Rows from a figure dataset:
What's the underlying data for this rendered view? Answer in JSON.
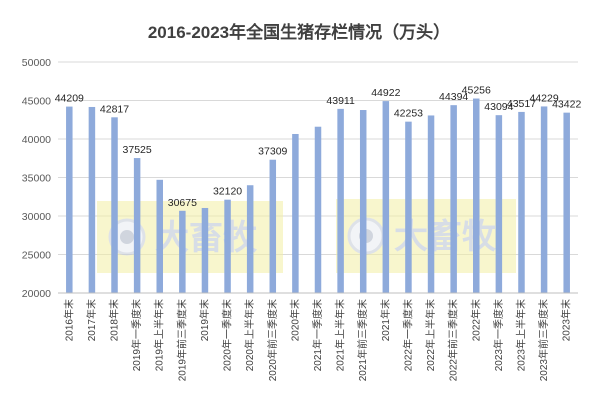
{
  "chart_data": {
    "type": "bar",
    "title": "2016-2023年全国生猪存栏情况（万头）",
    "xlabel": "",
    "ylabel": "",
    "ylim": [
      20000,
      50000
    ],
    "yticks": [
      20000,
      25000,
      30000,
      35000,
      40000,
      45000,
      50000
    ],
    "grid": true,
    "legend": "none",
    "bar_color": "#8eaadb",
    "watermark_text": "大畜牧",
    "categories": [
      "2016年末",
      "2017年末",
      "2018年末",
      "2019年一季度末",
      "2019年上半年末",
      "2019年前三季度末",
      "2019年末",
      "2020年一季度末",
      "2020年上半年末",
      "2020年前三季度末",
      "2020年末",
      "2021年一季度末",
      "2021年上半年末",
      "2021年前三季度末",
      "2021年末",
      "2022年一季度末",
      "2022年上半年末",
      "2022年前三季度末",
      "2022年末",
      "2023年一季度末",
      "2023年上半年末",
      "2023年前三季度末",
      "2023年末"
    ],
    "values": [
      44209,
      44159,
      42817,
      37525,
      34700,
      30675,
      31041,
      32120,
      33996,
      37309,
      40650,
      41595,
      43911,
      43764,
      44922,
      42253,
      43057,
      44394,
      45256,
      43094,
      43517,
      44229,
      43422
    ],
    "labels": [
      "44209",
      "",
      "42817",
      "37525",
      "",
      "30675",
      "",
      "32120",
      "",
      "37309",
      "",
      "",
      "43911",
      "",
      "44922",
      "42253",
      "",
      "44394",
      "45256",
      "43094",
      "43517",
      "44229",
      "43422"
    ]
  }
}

--

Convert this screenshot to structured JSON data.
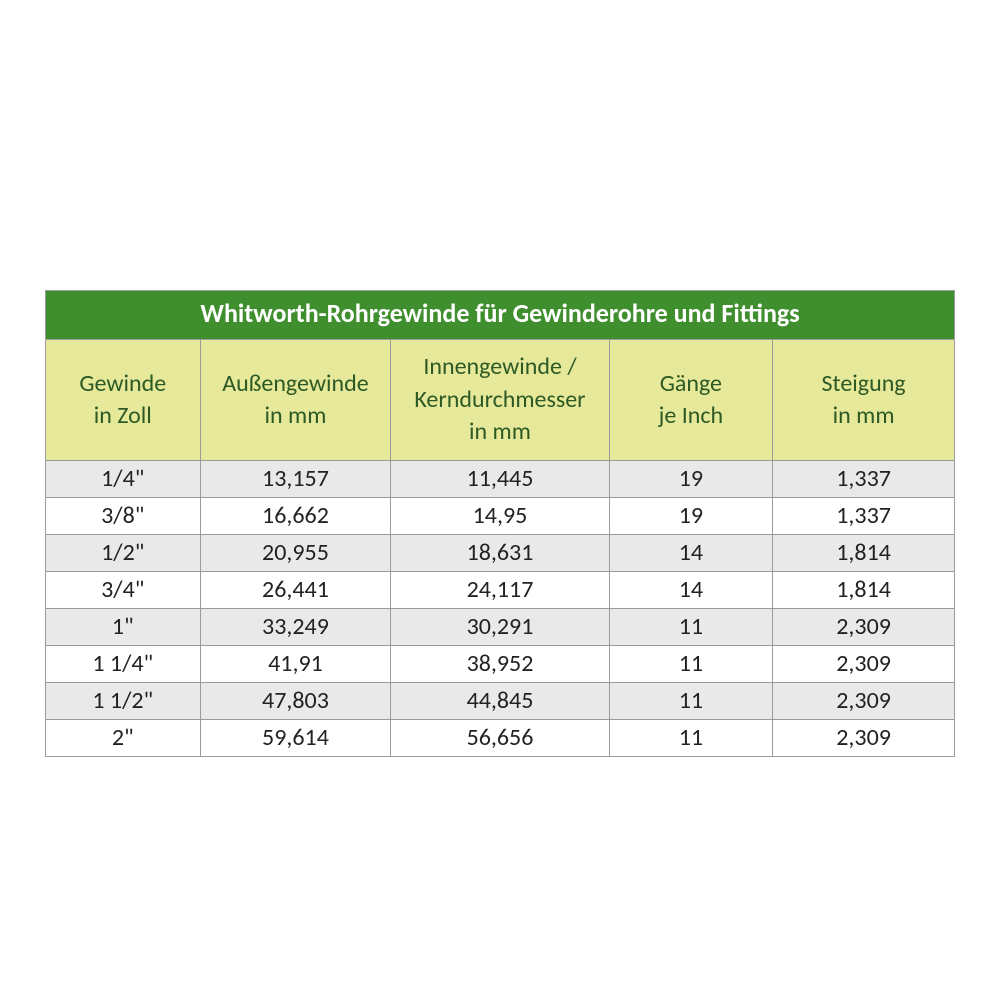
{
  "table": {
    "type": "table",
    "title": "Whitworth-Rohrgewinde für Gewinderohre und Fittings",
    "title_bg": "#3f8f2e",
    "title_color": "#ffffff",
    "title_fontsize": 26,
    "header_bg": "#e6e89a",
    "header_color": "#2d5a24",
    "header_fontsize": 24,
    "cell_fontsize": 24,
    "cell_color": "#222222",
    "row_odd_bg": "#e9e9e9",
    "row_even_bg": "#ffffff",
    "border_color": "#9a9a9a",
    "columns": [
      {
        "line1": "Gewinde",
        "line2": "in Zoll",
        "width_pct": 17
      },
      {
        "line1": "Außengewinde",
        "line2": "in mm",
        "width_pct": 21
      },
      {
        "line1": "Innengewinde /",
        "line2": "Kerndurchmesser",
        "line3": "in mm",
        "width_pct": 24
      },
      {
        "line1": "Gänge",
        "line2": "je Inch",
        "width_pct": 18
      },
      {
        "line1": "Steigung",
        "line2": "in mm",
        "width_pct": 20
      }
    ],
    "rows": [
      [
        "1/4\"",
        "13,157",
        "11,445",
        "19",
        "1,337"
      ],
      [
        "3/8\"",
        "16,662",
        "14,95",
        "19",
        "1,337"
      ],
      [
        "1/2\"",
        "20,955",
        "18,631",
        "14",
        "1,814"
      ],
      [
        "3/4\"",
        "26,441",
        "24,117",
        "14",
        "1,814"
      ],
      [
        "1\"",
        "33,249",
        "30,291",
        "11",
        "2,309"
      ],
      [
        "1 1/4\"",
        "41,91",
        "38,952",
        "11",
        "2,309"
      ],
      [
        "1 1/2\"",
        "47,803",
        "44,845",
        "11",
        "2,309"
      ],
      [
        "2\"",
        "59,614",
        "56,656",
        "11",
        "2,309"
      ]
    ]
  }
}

...

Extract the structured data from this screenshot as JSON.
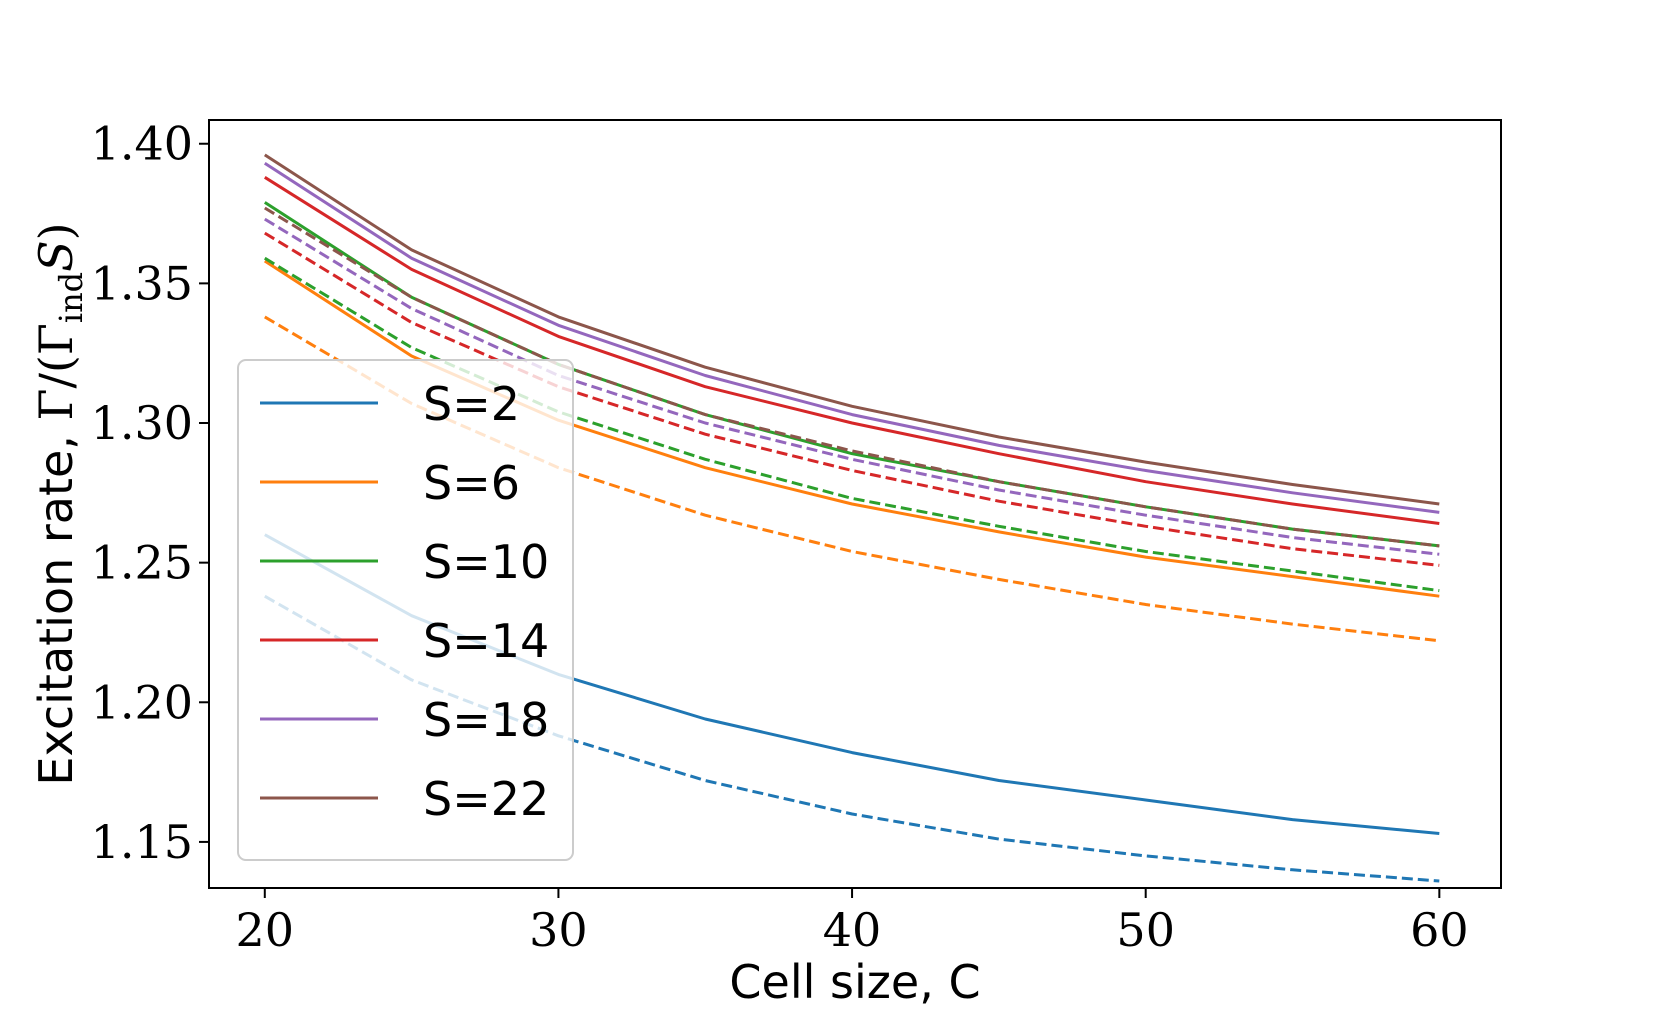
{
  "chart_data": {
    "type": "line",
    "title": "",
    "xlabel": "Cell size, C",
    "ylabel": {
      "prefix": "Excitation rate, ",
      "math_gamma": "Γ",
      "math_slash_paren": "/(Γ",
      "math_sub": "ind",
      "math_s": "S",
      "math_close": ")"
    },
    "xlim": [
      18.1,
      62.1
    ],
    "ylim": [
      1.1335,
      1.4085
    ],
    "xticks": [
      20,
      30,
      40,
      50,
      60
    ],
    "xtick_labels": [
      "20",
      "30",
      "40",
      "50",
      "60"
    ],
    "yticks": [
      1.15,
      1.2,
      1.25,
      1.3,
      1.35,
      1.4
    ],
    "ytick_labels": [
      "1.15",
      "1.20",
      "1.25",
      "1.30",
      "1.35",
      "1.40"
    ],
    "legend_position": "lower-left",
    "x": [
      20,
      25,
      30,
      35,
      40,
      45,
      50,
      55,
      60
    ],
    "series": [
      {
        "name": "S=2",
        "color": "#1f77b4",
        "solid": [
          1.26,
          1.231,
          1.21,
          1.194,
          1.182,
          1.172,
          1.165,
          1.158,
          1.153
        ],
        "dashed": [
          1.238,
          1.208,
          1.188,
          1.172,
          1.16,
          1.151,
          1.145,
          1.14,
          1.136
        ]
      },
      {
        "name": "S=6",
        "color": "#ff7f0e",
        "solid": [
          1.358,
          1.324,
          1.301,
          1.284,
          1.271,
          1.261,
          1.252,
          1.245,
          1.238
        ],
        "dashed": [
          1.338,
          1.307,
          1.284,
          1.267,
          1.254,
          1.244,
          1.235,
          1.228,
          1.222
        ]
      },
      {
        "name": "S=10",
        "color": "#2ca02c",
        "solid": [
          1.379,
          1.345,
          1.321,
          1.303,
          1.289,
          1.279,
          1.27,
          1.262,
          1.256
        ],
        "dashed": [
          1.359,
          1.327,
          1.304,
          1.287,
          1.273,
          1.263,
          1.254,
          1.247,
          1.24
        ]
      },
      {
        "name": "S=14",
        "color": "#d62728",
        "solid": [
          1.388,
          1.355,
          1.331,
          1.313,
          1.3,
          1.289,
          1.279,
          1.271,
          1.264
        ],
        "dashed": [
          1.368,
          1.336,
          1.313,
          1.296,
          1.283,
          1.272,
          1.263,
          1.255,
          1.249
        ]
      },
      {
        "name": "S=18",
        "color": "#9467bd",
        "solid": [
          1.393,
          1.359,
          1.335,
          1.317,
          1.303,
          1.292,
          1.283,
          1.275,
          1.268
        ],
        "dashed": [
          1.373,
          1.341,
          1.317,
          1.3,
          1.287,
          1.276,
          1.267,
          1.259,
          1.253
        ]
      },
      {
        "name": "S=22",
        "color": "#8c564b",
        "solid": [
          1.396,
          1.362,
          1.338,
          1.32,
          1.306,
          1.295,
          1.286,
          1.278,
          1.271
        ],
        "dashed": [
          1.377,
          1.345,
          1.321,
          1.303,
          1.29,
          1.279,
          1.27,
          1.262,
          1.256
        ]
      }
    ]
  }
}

What to produce:
Select the lines that carry the string "name" and copy them.

Answer in full:
        "name": "S=2",
        "name": "S=6",
        "name": "S=10",
        "name": "S=14",
        "name": "S=18",
        "name": "S=22",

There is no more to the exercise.